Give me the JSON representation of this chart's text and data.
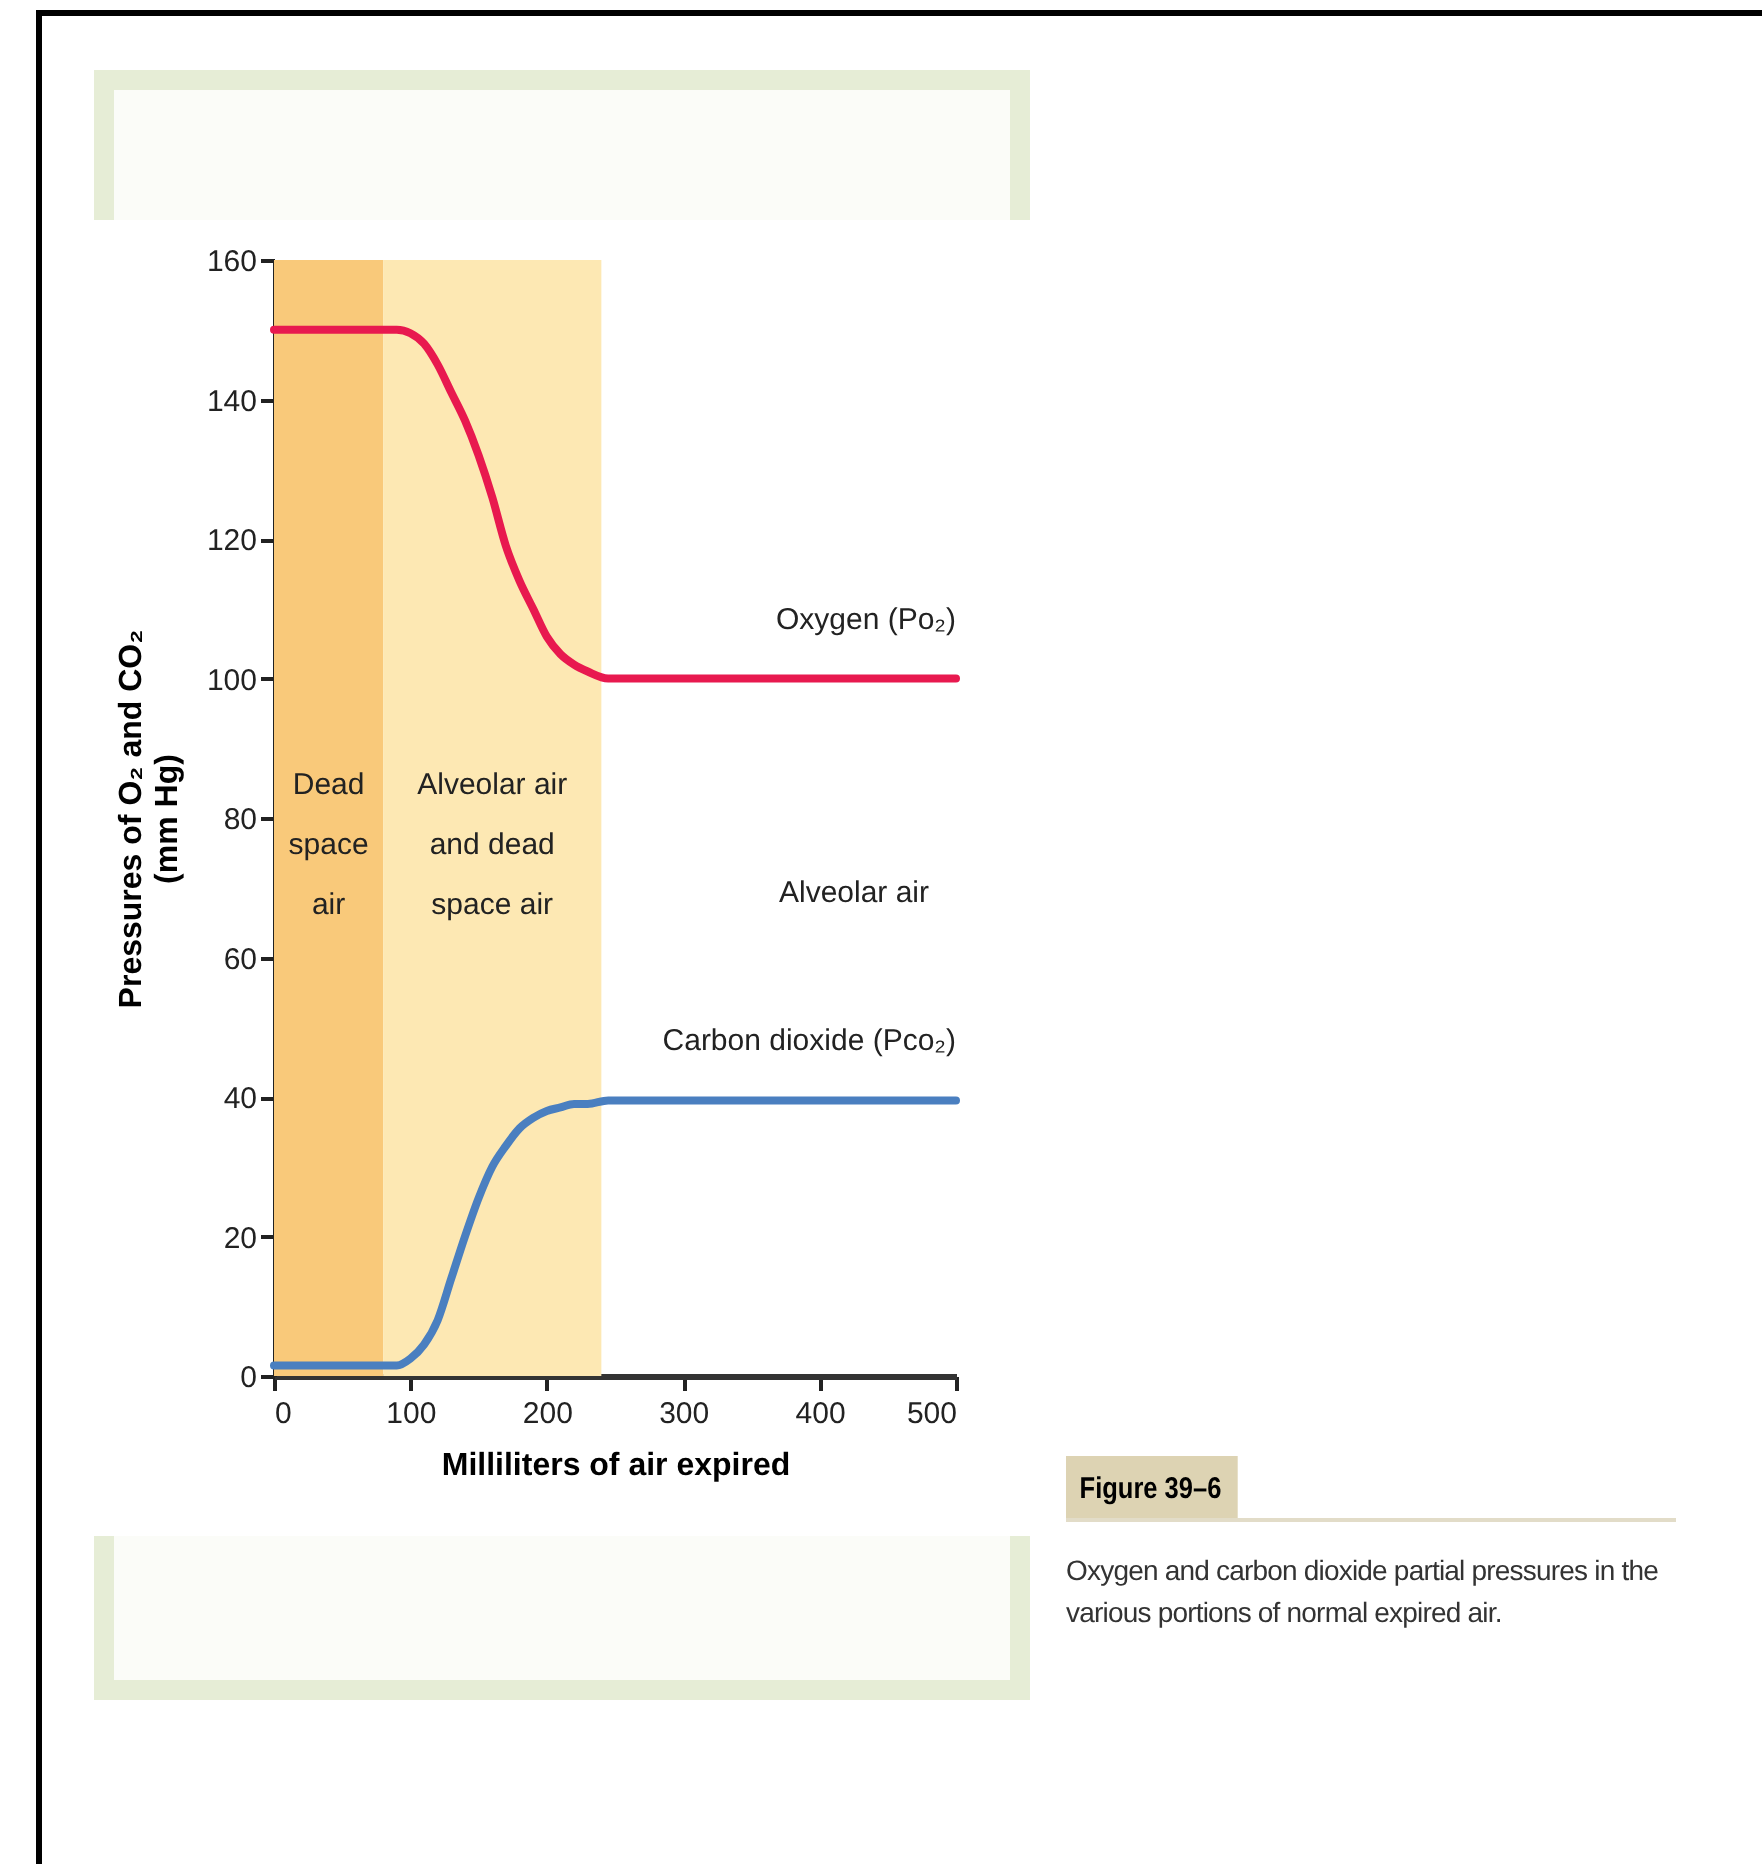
{
  "chart_data": {
    "type": "line",
    "title": "Figure 39–6",
    "subtitle": "Oxygen and carbon dioxide partial pressures in the various portions of normal expired air.",
    "xlabel": "Milliliters of air expired",
    "ylabel": "Pressures of O₂ and CO₂\n(mm Hg)",
    "xlim": [
      0,
      500
    ],
    "xticks": [
      0,
      100,
      200,
      300,
      400,
      500
    ],
    "ylim": [
      0,
      160
    ],
    "yticks": [
      0,
      20,
      40,
      60,
      80,
      100,
      120,
      140,
      160
    ],
    "grid": false,
    "line_style": "solid",
    "marker": "none",
    "x": [
      0,
      90,
      100,
      110,
      120,
      130,
      140,
      150,
      160,
      170,
      180,
      190,
      200,
      210,
      220,
      230,
      245,
      500
    ],
    "series": [
      {
        "name": "Oxygen (Po₂)",
        "color": "#e8194f",
        "values": [
          150,
          150,
          149.5,
          148,
          145,
          141,
          137,
          132,
          126,
          119,
          114,
          110,
          106,
          103.5,
          102,
          101,
          100,
          100
        ]
      },
      {
        "name": "Carbon dioxide (Pco₂)",
        "color": "#4a7fc0",
        "values": [
          1.5,
          1.5,
          2.5,
          4.5,
          8,
          14,
          20,
          25.5,
          30,
          33,
          35.5,
          37,
          38,
          38.5,
          39,
          39,
          39.5,
          39.5
        ]
      }
    ],
    "bands": [
      {
        "axis": "x",
        "from": 0,
        "to": 80,
        "label": "Dead\nspace\nair",
        "color": "#f9c97a"
      },
      {
        "axis": "x",
        "from": 80,
        "to": 240,
        "label": "Alveolar air\nand dead\nspace air",
        "color": "#fde8b3"
      }
    ],
    "annotations": [
      "Alveolar air"
    ]
  }
}
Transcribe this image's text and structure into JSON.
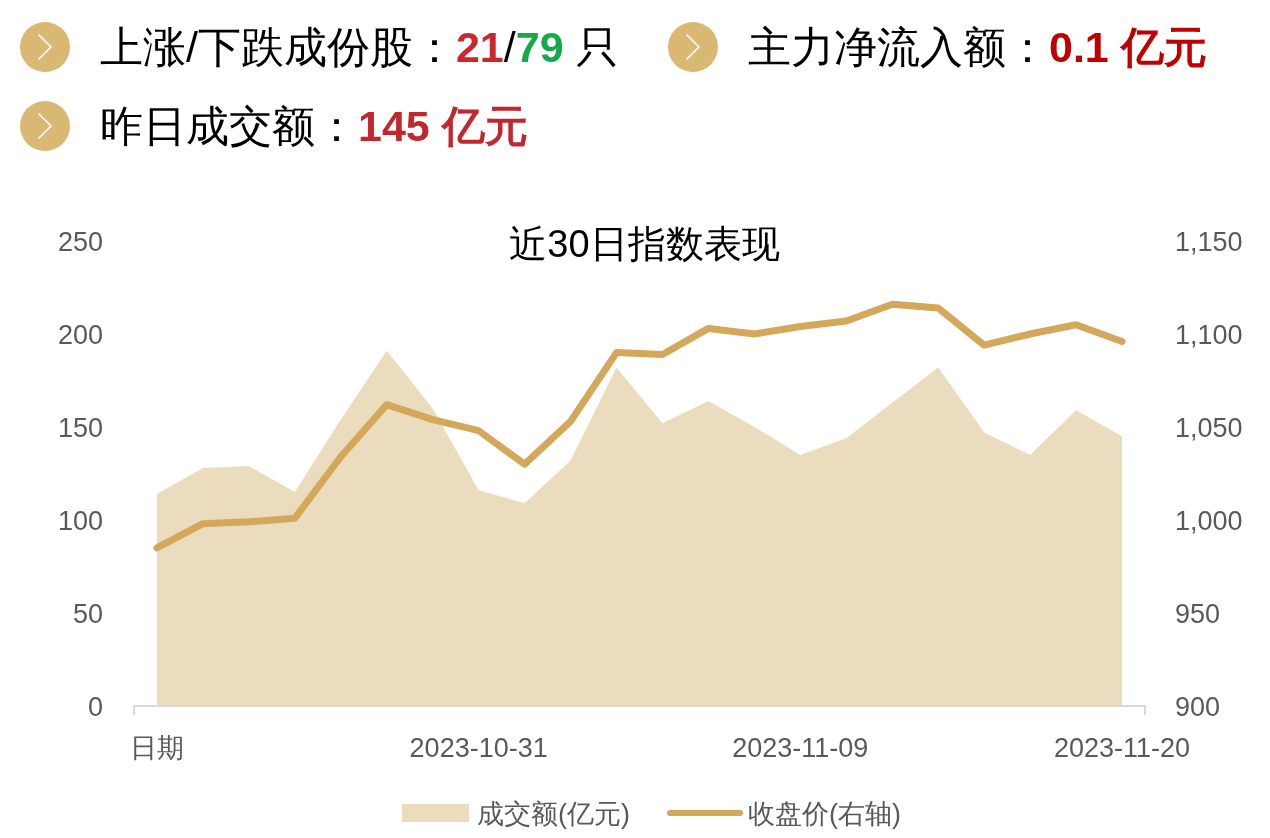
{
  "chart_data": [
    {
      "type": "other",
      "annotations": [
        "上涨/下跌成份股：**21**/**79** 只",
        "主力净流入额：**0.1 亿元**",
        "昨日成交额：**145 亿元**"
      ],
      "colors": [
        "#c8282e",
        "#16a94a",
        "#c00000",
        "#c0282d"
      ]
    },
    {
      "type": "area",
      "title": "近30日指数表现",
      "categories": [
        "日期",
        null,
        null,
        null,
        null,
        null,
        null,
        "2023-10-31",
        null,
        null,
        null,
        null,
        null,
        null,
        "2023-11-09",
        null,
        null,
        null,
        null,
        null,
        null,
        "2023-11-20"
      ],
      "series": [
        {
          "name": "成交额(亿元)",
          "type": "area",
          "color": "#eadcbc",
          "values": [
            114,
            128,
            129,
            115,
            154,
            191,
            160,
            116,
            109,
            132,
            182,
            152,
            164,
            150,
            135,
            144,
            163,
            182,
            147,
            135,
            159,
            145
          ]
        },
        {
          "name": "收盘价(右轴)",
          "type": "line",
          "axis": "y2",
          "color": "#d4a85a",
          "values": [
            985,
            998,
            999,
            1001,
            1034,
            1062,
            1054,
            1048,
            1030,
            1053,
            1090,
            1089,
            1103,
            1100,
            1104,
            1107,
            1116,
            1114,
            1094,
            1100,
            1105,
            1096
          ]
        }
      ],
      "ylim": [
        0,
        250
      ],
      "yticks": [
        0,
        50,
        100,
        150,
        200,
        250
      ],
      "y2lim": [
        900,
        1150
      ],
      "y2ticks": [
        900,
        950,
        {
          "value": 1000,
          "label": "1,000"
        },
        {
          "value": 1050,
          "label": "1,050"
        },
        {
          "value": 1100,
          "label": "1,100"
        },
        {
          "value": 1150,
          "label": "1,150"
        }
      ],
      "legend": "bottom"
    }
  ]
}
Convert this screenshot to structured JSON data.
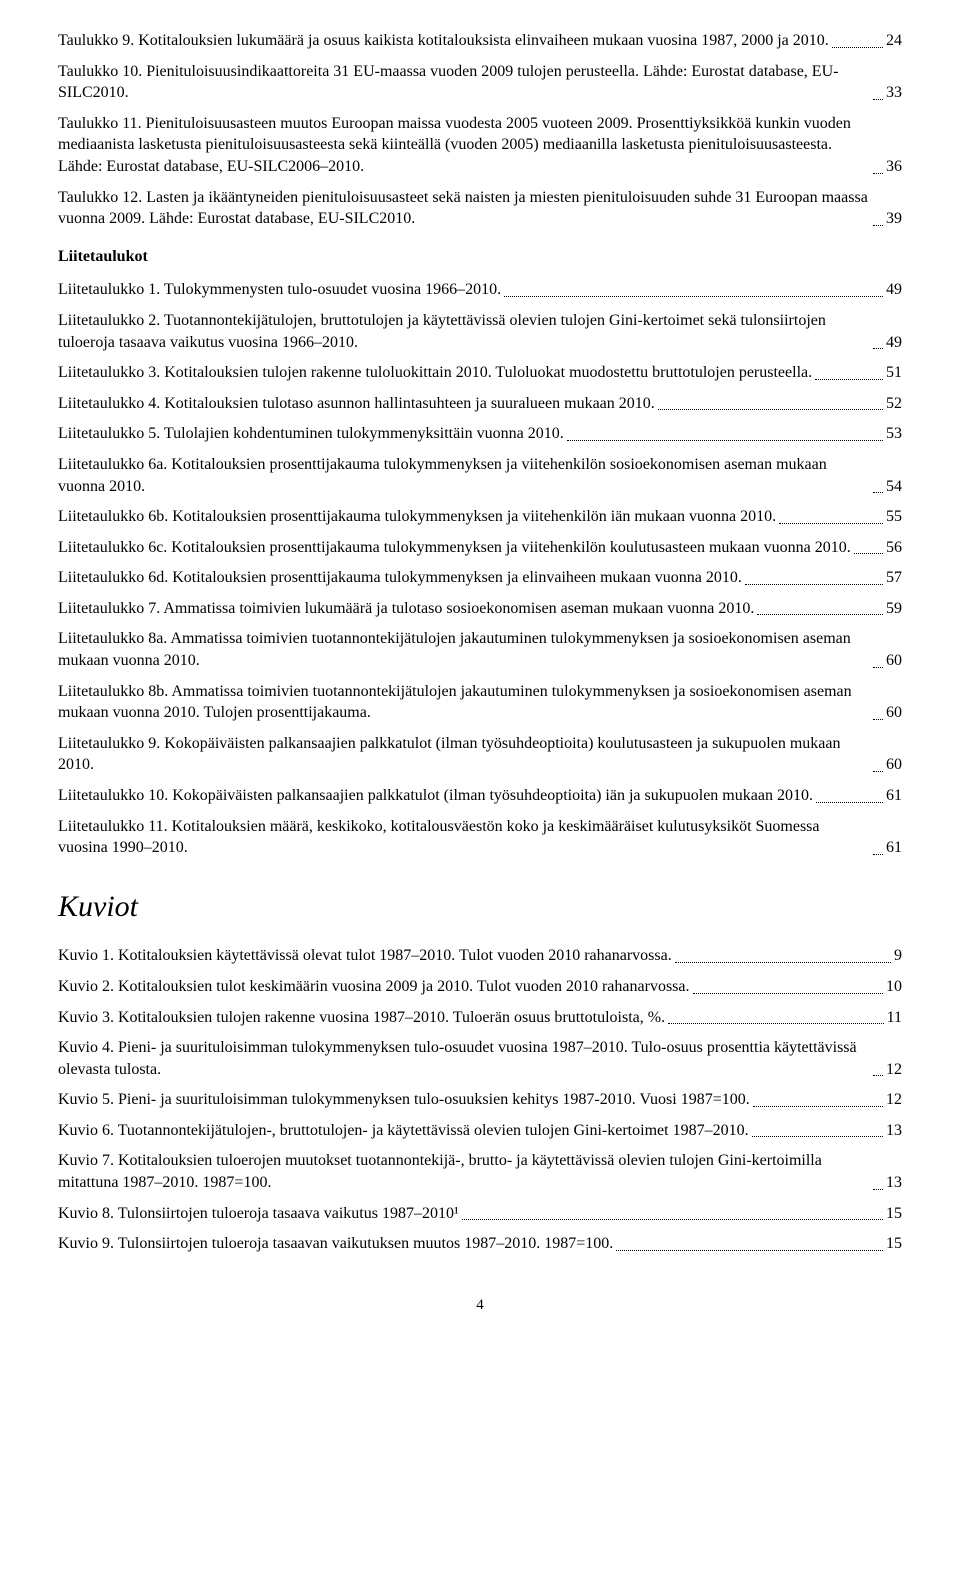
{
  "toc_top": [
    {
      "text": "Taulukko 9. Kotitalouksien lukumäärä ja osuus kaikista kotitalouksista elinvaiheen mukaan vuosina 1987, 2000 ja 2010.",
      "page": "24"
    },
    {
      "text": "Taulukko 10. Pienituloisuusindikaattoreita 31 EU-maassa vuoden 2009 tulojen perusteella. Lähde: Eurostat database, EU-SILC2010.",
      "page": "33"
    },
    {
      "text": "Taulukko 11. Pienituloisuusasteen muutos Euroopan maissa vuodesta 2005 vuoteen 2009. Prosenttiyksikköä kunkin vuoden mediaanista lasketusta pienituloisuusasteesta sekä kiinteällä (vuoden 2005) mediaanilla lasketusta pienituloisuusasteesta. Lähde: Eurostat database, EU-SILC2006–2010.",
      "page": "36"
    },
    {
      "text": "Taulukko 12. Lasten ja ikääntyneiden pienituloisuusasteet sekä naisten ja miesten pienituloisuuden suhde 31 Euroopan maassa vuonna 2009. Lähde: Eurostat database, EU-SILC2010.",
      "page": "39"
    }
  ],
  "section_liite_title": "Liitetaulukot",
  "toc_liite": [
    {
      "text": "Liitetaulukko 1. Tulokymmenysten tulo-osuudet vuosina 1966–2010.",
      "page": "49"
    },
    {
      "text": "Liitetaulukko 2. Tuotannontekijätulojen, bruttotulojen ja käytettävissä olevien tulojen Gini-kertoimet sekä tulonsiirtojen tuloeroja tasaava vaikutus vuosina 1966–2010.",
      "page": "49"
    },
    {
      "text": "Liitetaulukko 3. Kotitalouksien tulojen rakenne tuloluokittain 2010. Tuloluokat muodostettu bruttotulojen perusteella.",
      "page": "51"
    },
    {
      "text": "Liitetaulukko 4. Kotitalouksien tulotaso asunnon hallintasuhteen ja suuralueen mukaan 2010. ",
      "page": "52"
    },
    {
      "text": "Liitetaulukko 5. Tulolajien kohdentuminen tulokymmenyksittäin vuonna 2010.",
      "page": "53"
    },
    {
      "text": "Liitetaulukko 6a. Kotitalouksien prosenttijakauma tulokymmenyksen ja viitehenkilön sosioekonomisen aseman mukaan vuonna 2010.",
      "page": "54"
    },
    {
      "text": "Liitetaulukko 6b. Kotitalouksien prosenttijakauma tulokymmenyksen ja viitehenkilön iän mukaan vuonna 2010.",
      "page": "55"
    },
    {
      "text": "Liitetaulukko 6c. Kotitalouksien prosenttijakauma tulokymmenyksen ja viitehenkilön koulutusasteen mukaan vuonna 2010. ",
      "page": "56"
    },
    {
      "text": "Liitetaulukko 6d. Kotitalouksien prosenttijakauma tulokymmenyksen ja elinvaiheen mukaan vuonna 2010. ",
      "page": "57"
    },
    {
      "text": "Liitetaulukko 7. Ammatissa toimivien lukumäärä ja tulotaso sosioekonomisen aseman mukaan vuonna 2010.",
      "page": "59"
    },
    {
      "text": "Liitetaulukko 8a. Ammatissa toimivien tuotannontekijätulojen jakautuminen tulokymmenyksen ja sosioekonomisen aseman mukaan vuonna 2010. ",
      "page": "60"
    },
    {
      "text": "Liitetaulukko 8b. Ammatissa toimivien tuotannontekijätulojen jakautuminen tulokymmenyksen ja sosioekonomisen aseman mukaan vuonna 2010. Tulojen prosenttijakauma.",
      "page": "60"
    },
    {
      "text": "Liitetaulukko 9. Kokopäiväisten palkansaajien palkkatulot (ilman työsuhdeoptioita) koulutusasteen ja sukupuolen mukaan 2010.",
      "page": "60"
    },
    {
      "text": "Liitetaulukko 10. Kokopäiväisten palkansaajien palkkatulot (ilman työsuhdeoptioita) iän ja sukupuolen mukaan 2010.",
      "page": "61"
    },
    {
      "text": "Liitetaulukko 11. Kotitalouksien määrä, keskikoko, kotitalousväestön koko ja keskimääräiset kulutusyksiköt Suomessa vuosina 1990–2010.",
      "page": "61"
    }
  ],
  "section_kuviot_title": "Kuviot",
  "toc_kuviot": [
    {
      "text": "Kuvio 1. Kotitalouksien käytettävissä olevat tulot 1987–2010. Tulot vuoden 2010 rahanarvossa.",
      "page": "9"
    },
    {
      "text": "Kuvio 2. Kotitalouksien tulot keskimäärin vuosina 2009 ja 2010. Tulot vuoden 2010 rahanarvossa.",
      "page": "10"
    },
    {
      "text": "Kuvio 3. Kotitalouksien tulojen rakenne vuosina 1987–2010. Tuloerän osuus bruttotuloista, %.",
      "page": "11"
    },
    {
      "text": "Kuvio 4. Pieni- ja suurituloisimman tulokymmenyksen tulo-osuudet vuosina 1987–2010. Tulo-osuus prosenttia käytettävissä olevasta tulosta.",
      "page": "12"
    },
    {
      "text": "Kuvio 5. Pieni- ja suurituloisimman tulokymmenyksen tulo-osuuksien kehitys 1987-2010. Vuosi 1987=100.",
      "page": "12"
    },
    {
      "text": "Kuvio 6. Tuotannontekijätulojen-, bruttotulojen- ja käytettävissä olevien tulojen Gini-kertoimet 1987–2010.",
      "page": "13"
    },
    {
      "text": "Kuvio 7. Kotitalouksien tuloerojen muutokset tuotannontekijä-, brutto- ja käytettävissä olevien tulojen Gini-kertoimilla mitattuna 1987–2010. 1987=100.",
      "page": "13"
    },
    {
      "text": "Kuvio 8. Tulonsiirtojen tuloeroja tasaava vaikutus 1987–2010¹ ",
      "page": "15"
    },
    {
      "text": "Kuvio 9. Tulonsiirtojen tuloeroja tasaavan vaikutuksen muutos 1987–2010. 1987=100.",
      "page": "15"
    }
  ],
  "page_number": "4"
}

• • •

TASK DESCRIPTION ::
Gather up every line from the listing above in which the word "this" occurs.

WRITTEN ANSWER ::
Give me the JSON representation of this chart's text and data.
Transcribe this image's text and structure into JSON.
Convert this screenshot to structured JSON data.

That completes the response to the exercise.